Try it: Look over the listing below and work out how many lines have the word "ihren". Write only that number.

Task material Start Marker

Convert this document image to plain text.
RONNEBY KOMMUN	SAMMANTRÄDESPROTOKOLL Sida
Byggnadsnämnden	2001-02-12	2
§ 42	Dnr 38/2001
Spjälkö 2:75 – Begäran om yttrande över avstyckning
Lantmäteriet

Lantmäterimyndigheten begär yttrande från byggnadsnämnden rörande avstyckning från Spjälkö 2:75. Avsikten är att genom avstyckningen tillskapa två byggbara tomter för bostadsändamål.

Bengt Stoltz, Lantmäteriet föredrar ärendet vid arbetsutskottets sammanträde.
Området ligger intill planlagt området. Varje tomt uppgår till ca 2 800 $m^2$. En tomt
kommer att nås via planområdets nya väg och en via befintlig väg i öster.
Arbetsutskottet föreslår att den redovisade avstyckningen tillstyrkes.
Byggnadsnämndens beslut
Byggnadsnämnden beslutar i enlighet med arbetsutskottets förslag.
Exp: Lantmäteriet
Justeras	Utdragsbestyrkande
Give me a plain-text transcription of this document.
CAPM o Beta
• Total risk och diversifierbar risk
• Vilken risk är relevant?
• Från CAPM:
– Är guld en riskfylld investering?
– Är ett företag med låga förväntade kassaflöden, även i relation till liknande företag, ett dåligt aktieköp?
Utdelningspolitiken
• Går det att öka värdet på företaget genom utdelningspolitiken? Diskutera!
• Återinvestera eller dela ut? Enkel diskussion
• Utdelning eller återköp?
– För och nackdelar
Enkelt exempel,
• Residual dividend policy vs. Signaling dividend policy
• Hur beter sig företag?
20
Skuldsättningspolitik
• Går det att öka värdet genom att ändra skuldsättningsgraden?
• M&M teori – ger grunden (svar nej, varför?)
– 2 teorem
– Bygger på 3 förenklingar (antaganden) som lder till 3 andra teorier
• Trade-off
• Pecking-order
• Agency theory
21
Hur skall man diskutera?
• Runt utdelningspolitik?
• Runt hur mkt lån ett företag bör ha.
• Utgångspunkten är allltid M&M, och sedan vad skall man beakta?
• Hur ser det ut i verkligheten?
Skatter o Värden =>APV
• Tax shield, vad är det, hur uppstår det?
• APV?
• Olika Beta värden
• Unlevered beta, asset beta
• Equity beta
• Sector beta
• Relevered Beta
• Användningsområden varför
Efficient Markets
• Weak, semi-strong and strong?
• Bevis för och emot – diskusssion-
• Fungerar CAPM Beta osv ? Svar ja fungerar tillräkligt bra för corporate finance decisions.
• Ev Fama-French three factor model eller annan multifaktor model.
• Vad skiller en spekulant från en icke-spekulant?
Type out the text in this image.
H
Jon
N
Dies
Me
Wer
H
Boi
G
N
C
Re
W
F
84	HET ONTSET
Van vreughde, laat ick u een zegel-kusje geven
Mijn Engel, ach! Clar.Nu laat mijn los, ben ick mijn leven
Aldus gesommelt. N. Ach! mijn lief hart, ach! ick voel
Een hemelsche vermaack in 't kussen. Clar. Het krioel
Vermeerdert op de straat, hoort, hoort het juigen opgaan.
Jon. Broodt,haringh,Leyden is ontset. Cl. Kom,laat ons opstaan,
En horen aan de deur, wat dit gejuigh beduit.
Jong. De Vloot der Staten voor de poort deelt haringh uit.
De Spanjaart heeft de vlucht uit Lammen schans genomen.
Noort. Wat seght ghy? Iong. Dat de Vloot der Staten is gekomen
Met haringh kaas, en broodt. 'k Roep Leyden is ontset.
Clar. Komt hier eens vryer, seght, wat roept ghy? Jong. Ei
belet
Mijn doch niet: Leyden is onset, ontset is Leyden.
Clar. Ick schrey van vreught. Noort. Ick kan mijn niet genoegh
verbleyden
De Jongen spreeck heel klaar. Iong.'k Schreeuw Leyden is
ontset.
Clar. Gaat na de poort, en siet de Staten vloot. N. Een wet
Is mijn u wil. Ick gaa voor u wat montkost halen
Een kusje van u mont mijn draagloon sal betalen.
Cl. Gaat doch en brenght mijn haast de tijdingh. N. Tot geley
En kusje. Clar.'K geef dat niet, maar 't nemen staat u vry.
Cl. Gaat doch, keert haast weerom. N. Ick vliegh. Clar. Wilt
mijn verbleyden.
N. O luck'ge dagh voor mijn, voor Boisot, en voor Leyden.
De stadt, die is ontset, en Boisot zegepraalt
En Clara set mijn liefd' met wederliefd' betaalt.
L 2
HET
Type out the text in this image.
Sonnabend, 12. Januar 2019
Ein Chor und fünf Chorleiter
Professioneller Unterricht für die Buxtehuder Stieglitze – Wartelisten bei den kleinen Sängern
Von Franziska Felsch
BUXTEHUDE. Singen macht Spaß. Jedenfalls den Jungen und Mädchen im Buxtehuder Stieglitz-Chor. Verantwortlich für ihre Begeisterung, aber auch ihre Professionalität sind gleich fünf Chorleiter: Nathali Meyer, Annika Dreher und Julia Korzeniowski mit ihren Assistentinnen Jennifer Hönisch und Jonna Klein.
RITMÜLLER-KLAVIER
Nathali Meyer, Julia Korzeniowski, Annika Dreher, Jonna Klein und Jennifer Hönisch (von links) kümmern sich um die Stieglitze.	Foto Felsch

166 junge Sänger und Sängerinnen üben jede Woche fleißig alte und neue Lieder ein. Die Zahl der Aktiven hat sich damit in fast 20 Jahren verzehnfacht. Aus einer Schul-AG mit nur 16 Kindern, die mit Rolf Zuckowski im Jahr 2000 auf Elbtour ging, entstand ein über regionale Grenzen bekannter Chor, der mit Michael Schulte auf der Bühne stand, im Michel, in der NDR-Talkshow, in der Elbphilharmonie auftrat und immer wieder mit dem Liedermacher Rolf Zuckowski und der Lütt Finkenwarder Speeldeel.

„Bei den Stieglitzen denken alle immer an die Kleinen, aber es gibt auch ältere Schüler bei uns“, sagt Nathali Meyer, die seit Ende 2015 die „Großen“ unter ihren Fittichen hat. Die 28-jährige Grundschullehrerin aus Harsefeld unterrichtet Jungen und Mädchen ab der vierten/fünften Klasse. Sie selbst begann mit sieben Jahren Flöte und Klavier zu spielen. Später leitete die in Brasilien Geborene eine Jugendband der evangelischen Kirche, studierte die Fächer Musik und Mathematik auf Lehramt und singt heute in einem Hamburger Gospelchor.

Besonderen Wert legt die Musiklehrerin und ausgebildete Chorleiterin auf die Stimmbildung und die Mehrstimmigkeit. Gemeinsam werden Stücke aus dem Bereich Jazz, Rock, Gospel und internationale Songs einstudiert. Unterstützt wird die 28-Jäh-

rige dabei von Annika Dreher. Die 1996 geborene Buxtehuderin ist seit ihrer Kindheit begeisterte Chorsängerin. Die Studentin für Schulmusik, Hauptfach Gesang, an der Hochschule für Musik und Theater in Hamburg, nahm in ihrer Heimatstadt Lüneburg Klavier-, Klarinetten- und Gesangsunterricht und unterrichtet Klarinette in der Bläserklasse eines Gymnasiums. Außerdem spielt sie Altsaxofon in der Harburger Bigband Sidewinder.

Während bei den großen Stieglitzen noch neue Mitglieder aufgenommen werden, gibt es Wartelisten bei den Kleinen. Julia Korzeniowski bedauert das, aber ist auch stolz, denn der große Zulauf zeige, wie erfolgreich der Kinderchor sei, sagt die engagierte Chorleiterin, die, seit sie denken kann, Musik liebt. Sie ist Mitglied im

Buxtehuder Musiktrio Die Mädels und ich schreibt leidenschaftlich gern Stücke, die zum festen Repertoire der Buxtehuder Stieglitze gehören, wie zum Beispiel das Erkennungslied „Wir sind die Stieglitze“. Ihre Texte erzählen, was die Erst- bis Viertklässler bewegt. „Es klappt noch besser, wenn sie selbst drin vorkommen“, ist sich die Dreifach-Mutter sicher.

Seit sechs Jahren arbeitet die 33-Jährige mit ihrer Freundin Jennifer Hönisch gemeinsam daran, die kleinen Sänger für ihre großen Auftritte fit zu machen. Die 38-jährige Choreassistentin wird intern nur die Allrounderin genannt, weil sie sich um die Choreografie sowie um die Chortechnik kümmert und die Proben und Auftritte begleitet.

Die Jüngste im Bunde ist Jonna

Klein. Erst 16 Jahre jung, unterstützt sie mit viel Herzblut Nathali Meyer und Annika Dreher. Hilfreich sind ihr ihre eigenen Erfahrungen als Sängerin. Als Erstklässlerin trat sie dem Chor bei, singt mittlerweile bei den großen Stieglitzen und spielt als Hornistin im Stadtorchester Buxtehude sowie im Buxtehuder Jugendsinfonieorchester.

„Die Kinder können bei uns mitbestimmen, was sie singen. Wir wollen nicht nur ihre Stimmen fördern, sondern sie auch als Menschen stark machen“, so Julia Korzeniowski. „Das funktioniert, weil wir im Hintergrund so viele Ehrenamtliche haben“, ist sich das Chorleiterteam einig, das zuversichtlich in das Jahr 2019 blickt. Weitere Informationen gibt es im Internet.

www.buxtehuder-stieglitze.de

Task material End Marker

Expected answer: 2